What to do:
Here are some records; copy every line that holds the word "color".

Records for processing:
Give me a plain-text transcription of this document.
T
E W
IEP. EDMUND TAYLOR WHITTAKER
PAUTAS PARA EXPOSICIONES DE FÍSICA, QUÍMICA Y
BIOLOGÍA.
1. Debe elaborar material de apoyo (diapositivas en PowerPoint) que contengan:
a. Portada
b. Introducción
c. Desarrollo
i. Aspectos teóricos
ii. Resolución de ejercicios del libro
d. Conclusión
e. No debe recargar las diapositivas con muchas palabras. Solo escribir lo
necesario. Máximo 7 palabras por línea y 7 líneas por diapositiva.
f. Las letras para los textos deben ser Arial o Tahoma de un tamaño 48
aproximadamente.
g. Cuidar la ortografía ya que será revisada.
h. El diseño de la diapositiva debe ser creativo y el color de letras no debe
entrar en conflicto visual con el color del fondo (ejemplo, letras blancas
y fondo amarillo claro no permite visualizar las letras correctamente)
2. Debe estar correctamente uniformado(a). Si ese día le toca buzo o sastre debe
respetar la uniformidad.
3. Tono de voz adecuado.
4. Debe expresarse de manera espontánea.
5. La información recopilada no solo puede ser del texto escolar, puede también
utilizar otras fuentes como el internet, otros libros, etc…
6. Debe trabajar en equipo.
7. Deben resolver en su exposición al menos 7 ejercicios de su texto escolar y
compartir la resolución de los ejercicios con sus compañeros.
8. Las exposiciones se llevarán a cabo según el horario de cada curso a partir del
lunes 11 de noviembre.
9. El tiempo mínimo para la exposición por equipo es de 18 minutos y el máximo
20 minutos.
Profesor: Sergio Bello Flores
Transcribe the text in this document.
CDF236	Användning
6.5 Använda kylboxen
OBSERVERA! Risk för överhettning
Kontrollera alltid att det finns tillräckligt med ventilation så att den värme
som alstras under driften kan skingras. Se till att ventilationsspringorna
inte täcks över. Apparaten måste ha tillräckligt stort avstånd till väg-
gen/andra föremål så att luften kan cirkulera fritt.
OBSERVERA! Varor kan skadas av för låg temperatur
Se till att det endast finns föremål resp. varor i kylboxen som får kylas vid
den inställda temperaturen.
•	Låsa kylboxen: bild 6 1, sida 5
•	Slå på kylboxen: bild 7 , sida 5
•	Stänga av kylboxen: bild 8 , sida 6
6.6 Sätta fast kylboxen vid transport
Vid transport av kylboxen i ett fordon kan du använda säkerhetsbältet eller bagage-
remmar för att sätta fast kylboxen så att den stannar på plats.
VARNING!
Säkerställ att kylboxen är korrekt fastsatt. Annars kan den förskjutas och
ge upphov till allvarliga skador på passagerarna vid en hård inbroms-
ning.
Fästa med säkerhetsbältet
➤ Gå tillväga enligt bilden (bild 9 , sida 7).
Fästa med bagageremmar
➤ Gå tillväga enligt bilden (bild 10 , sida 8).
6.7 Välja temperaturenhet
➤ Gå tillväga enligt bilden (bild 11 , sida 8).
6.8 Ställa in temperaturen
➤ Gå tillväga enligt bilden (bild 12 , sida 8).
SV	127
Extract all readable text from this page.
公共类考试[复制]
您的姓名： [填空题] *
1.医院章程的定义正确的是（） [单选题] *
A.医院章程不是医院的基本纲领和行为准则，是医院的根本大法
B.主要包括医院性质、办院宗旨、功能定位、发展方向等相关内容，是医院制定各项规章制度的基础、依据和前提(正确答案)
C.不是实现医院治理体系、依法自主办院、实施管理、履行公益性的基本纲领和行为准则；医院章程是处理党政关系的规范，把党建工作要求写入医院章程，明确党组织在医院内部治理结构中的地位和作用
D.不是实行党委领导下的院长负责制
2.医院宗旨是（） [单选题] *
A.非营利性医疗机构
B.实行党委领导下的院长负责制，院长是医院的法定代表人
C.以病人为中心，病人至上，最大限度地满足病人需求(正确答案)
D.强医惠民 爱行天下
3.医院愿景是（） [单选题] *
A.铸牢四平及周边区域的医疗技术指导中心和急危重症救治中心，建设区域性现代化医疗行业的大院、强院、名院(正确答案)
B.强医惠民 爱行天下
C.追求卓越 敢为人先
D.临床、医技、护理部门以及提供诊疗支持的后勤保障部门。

Answer for this exercise:
h. El diseño de la diapositiva debe ser creativo y el color de letras no debe
entrar en conflicto visual con el color del fondo (ejemplo, letras blancas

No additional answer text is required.